Extracted data entries:
________________________________________
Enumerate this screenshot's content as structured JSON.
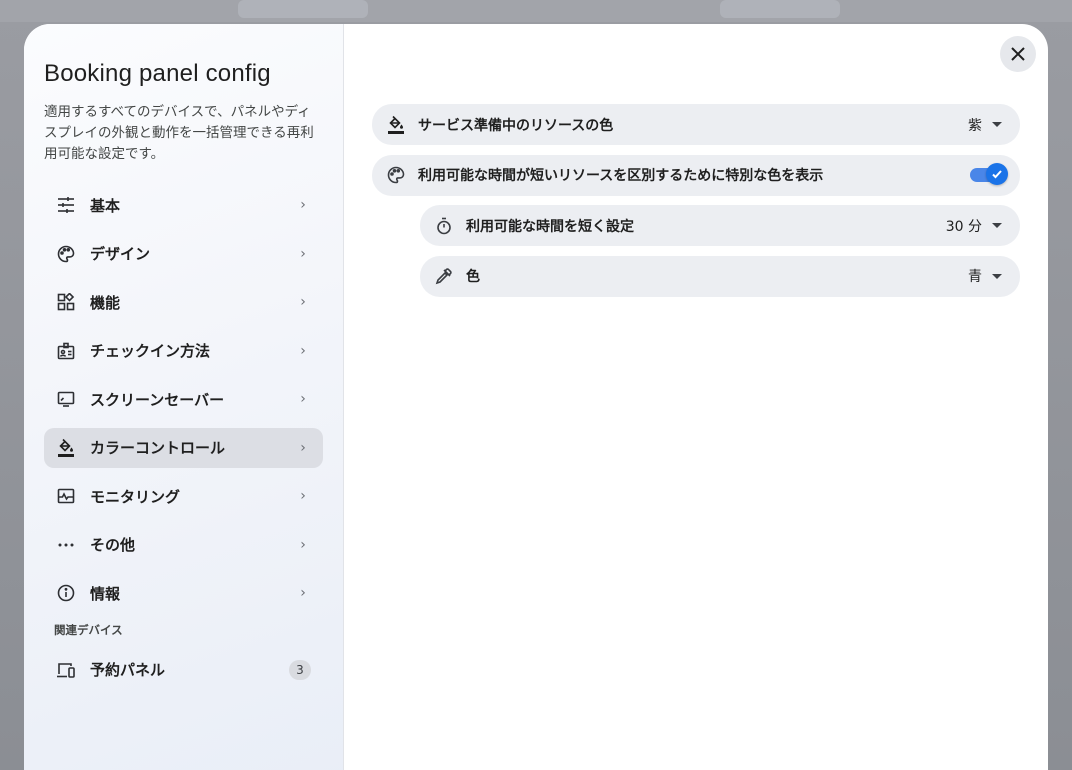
{
  "dialog": {
    "title": "Booking panel config",
    "description": "適用するすべてのデバイスで、パネルやディスプレイの外観と動作を一括管理できる再利用可能な設定です。",
    "close_icon": "close-icon"
  },
  "sidebar": {
    "items": [
      {
        "label": "基本",
        "icon": "tune-icon"
      },
      {
        "label": "デザイン",
        "icon": "palette-icon"
      },
      {
        "label": "機能",
        "icon": "widgets-icon"
      },
      {
        "label": "チェックイン方法",
        "icon": "badge-icon"
      },
      {
        "label": "スクリーンセーバー",
        "icon": "monitor-icon"
      },
      {
        "label": "カラーコントロール",
        "icon": "format-color-fill-icon",
        "active": true
      },
      {
        "label": "モニタリング",
        "icon": "monitoring-icon"
      },
      {
        "label": "その他",
        "icon": "more-horiz-icon"
      },
      {
        "label": "情報",
        "icon": "info-icon"
      }
    ],
    "related_section_label": "関連デバイス",
    "related": {
      "label": "予約パネル",
      "icon": "devices-icon",
      "count": "3"
    }
  },
  "settings": {
    "service_color": {
      "label": "サービス準備中のリソースの色",
      "value": "紫",
      "icon": "format-color-fill-icon"
    },
    "short_availability_toggle": {
      "label": "利用可能な時間が短いリソースを区別するために特別な色を表示",
      "enabled": true,
      "icon": "palette-icon"
    },
    "short_time": {
      "label": "利用可能な時間を短く設定",
      "value": "30 分",
      "icon": "timer-icon"
    },
    "color": {
      "label": "色",
      "value": "青",
      "icon": "colorize-icon"
    }
  },
  "colors": {
    "accent": "#1a73e8",
    "active_nav_bg": "#dcdee4",
    "row_bg": "#eceef2"
  }
}
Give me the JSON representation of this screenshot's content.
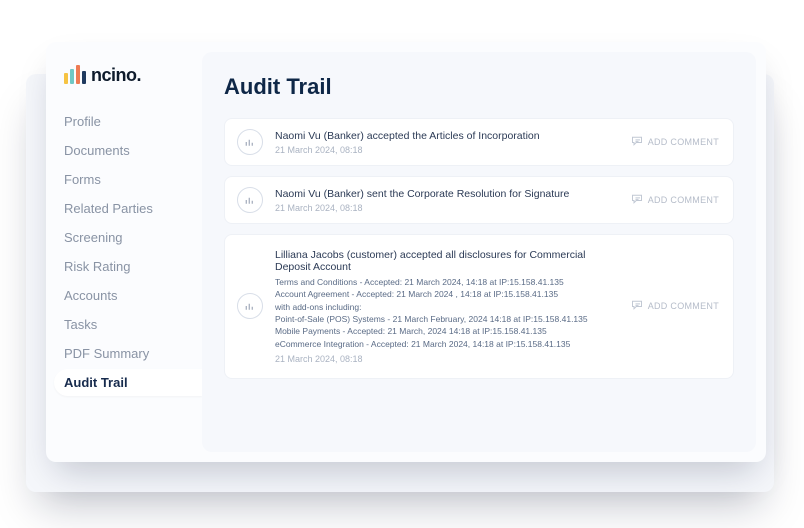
________________________________________
• **SHORT PROBLEM**: Every line above should be returned word for word, with the pictures left behind.

• **ANSWER**:
Enumerate this screenshot's content as structured JSON.
{
  "dialog": {
    "title": "Booking panel config",
    "description": "適用するすべてのデバイスで、パネルやディスプレイの外観と動作を一括管理できる再利用可能な設定です。",
    "close_icon": "close-icon"
  },
  "sidebar": {
    "items": [
      {
        "label": "基本",
        "icon": "tune-icon"
      },
      {
        "label": "デザイン",
        "icon": "palette-icon"
      },
      {
        "label": "機能",
        "icon": "widgets-icon"
      },
      {
        "label": "チェックイン方法",
        "icon": "badge-icon"
      },
      {
        "label": "スクリーンセーバー",
        "icon": "monitor-icon"
      },
      {
        "label": "カラーコントロール",
        "icon": "format-color-fill-icon",
        "active": true
      },
      {
        "label": "モニタリング",
        "icon": "monitoring-icon"
      },
      {
        "label": "その他",
        "icon": "more-horiz-icon"
      },
      {
        "label": "情報",
        "icon": "info-icon"
      }
    ],
    "related_section_label": "関連デバイス",
    "related": {
      "label": "予約パネル",
      "icon": "devices-icon",
      "count": "3"
    }
  },
  "settings": {
    "service_color": {
      "label": "サービス準備中のリソースの色",
      "value": "紫",
      "icon": "format-color-fill-icon"
    },
    "short_availability_toggle": {
      "label": "利用可能な時間が短いリソースを区別するために特別な色を表示",
      "enabled": true,
      "icon": "palette-icon"
    },
    "short_time": {
      "label": "利用可能な時間を短く設定",
      "value": "30 分",
      "icon": "timer-icon"
    },
    "color": {
      "label": "色",
      "value": "青",
      "icon": "colorize-icon"
    }
  },
  "colors": {
    "accent": "#1a73e8",
    "active_nav_bg": "#dcdee4",
    "row_bg": "#eceef2"
  }
}
Give me the JSON representation of this screenshot's content.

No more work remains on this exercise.